* _GIVEN TEXT_
-*-

The cup now makes me smile when I drink my tea from its warm walls. Could not the same be said of life? That our criticizing of its unfolding and the critics who show up mercilessly at our door to collaborate with our own thoughts can be kindly invited to sod off? Could we not greet each day with a warmth for the odd, the unexpected, even the seeming “mistake?” Just a bit of waiting, a hug from a friend, or a good night’s sleep might reveal a smile and might inspire us to leave the hammer in the toolbox where it belongs, at least for a while, as things shake out.
So many things can go wrong, not the least of which is our willingness to collaborate with the critics – those at our door and those in our thoughts – and worst of all – both together.
When a thought or critic speaks, I take the words into the inquiry taught to me by my hero Byron Katie:
Is it true?
Can I be absolutely sure it is true?
How do I react when I hear the criticism and feel the anxiety?
Who would I be without both?
The answer to the last question, after hundreds of thousands of times asking these questions in this order – is always the same: “I would be peaceful.” So, let there be peace.
I take up my tea bowl. I sip. I glance over to Kai-the-dog sleeping by the wood stove and I wish I could be a dog. Though I would miss my potter’s hands, I would love a dog’s peace.

-*-

* _EXCERPTED DATA_
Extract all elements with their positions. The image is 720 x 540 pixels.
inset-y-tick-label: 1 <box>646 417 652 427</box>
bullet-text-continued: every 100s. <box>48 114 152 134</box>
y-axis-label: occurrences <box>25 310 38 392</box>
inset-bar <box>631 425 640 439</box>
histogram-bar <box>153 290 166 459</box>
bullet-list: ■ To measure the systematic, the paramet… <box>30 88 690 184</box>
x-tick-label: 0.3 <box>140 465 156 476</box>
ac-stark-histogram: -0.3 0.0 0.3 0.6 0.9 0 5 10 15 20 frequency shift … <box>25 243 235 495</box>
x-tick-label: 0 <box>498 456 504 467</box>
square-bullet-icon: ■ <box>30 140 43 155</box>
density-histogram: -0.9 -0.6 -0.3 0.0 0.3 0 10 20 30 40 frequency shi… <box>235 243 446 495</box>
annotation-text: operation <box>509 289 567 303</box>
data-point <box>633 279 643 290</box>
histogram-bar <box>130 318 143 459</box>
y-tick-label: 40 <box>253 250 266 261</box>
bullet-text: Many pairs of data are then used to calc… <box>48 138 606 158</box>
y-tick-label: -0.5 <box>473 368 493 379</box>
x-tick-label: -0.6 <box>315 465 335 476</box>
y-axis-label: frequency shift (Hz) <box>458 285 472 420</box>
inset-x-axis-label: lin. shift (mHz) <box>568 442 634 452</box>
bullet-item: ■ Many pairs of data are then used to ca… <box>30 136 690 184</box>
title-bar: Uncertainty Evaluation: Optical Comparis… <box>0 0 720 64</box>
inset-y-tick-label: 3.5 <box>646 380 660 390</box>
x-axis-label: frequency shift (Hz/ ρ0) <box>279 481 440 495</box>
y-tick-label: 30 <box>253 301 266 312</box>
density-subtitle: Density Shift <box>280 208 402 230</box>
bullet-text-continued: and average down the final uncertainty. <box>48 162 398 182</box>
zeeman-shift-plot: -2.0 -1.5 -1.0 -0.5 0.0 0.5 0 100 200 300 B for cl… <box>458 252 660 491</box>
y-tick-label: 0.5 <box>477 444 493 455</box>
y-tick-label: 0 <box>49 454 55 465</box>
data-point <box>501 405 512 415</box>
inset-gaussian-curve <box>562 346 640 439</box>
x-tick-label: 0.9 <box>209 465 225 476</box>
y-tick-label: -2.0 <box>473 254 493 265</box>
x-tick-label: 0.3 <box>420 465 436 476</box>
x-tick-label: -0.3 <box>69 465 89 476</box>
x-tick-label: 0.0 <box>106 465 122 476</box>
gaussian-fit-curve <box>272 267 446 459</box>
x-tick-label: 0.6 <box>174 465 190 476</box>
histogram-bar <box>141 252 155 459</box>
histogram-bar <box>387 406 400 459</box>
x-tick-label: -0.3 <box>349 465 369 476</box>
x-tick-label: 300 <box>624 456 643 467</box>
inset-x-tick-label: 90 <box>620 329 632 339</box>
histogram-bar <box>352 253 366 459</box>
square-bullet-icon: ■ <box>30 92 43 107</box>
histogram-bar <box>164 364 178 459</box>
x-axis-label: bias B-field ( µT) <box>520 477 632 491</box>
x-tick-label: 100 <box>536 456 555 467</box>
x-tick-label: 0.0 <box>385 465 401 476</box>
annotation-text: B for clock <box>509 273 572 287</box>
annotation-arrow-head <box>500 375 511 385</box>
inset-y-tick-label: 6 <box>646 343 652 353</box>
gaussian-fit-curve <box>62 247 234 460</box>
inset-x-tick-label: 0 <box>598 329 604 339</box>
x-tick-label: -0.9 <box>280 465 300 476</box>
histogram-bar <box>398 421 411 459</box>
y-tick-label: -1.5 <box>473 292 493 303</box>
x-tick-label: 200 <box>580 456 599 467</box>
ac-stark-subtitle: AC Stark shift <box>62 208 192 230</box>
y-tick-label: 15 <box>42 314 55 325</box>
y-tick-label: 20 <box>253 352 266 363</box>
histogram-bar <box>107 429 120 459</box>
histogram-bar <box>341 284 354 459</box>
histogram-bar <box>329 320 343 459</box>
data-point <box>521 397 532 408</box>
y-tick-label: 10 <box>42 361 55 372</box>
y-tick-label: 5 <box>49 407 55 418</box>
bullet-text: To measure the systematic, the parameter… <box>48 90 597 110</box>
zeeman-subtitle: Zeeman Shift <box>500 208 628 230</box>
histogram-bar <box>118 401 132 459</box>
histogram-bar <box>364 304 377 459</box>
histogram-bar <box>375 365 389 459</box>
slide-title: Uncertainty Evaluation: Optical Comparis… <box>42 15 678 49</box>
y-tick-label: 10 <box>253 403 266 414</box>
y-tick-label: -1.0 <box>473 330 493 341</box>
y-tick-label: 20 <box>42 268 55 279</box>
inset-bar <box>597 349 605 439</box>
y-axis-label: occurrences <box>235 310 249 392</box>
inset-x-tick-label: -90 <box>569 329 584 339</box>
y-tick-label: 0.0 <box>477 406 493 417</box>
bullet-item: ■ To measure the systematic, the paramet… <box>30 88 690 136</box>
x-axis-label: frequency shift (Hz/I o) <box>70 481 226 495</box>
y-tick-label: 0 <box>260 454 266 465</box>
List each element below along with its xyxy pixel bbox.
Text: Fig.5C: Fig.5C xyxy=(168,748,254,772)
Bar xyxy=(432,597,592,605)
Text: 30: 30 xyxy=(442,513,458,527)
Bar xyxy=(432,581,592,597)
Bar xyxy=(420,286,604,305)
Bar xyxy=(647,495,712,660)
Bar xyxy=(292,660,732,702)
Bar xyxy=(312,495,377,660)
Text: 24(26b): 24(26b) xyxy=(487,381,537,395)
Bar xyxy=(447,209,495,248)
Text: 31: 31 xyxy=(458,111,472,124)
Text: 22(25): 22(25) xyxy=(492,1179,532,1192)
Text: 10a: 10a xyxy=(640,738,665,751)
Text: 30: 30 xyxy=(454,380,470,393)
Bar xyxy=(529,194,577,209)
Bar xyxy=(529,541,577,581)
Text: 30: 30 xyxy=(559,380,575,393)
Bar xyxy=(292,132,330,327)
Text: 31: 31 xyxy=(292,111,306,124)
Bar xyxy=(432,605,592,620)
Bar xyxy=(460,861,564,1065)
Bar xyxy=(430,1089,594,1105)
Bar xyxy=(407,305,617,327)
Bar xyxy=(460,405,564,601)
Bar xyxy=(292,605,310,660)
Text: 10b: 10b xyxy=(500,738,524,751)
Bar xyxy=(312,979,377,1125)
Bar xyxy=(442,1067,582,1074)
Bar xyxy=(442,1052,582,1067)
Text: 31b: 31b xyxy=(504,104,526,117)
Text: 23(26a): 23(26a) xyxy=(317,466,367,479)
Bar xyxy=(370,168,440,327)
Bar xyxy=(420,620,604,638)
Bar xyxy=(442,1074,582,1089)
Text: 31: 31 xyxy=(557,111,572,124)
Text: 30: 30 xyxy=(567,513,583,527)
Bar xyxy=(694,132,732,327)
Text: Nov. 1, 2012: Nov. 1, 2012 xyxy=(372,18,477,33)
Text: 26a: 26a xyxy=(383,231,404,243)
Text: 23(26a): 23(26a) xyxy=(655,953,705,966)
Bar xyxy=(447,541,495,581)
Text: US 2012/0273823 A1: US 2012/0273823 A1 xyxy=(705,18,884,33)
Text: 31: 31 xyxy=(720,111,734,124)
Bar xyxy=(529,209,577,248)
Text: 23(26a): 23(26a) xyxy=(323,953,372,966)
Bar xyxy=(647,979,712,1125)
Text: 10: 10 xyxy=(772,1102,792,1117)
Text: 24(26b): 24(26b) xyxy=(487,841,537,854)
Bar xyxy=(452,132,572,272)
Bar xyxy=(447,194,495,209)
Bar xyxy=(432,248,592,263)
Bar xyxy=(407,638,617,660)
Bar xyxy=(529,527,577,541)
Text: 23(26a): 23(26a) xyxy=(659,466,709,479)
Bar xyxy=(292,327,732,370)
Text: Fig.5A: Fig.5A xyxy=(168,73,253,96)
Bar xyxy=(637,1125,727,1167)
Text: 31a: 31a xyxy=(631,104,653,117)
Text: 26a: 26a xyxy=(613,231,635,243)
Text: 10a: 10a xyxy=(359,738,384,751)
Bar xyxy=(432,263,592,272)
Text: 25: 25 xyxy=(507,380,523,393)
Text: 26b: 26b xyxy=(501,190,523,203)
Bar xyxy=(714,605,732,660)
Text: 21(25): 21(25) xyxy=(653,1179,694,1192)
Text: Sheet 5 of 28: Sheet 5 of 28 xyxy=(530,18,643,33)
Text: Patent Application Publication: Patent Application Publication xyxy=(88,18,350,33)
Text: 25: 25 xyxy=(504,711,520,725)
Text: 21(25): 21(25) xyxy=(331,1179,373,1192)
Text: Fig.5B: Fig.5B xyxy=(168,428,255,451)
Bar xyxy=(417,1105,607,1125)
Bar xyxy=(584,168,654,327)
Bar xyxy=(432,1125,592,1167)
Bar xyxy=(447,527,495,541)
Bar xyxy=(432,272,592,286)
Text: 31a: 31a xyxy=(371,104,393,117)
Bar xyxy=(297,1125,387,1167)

-*-

* _SET TASK 1_
Answer these from the tea bowl passage:
(a) Whose inquiry does the writer use when a thought or critic speaks?
(b) What answer does the last question of that inquiry always bring?
(c) Where is Kai-the-dog sleeping?
* _SET TASK 2_
Transcribe the tea bowl passage starting with "I take up my" and going on through "a dog’s peace.".
The items above aren't needed for this.

* _CORRECT RESULT 1_
(a) Byron Katie's.
(b) "I would be peaceful."
(c) By the wood stove.

* _CORRECT RESULT 2_
I take up my tea bowl. I sip. I glance over to Kai-the-dog sleeping by the wood stove and I wish I could be a dog. Though I would miss my potter’s hands, I would love a dog’s peace.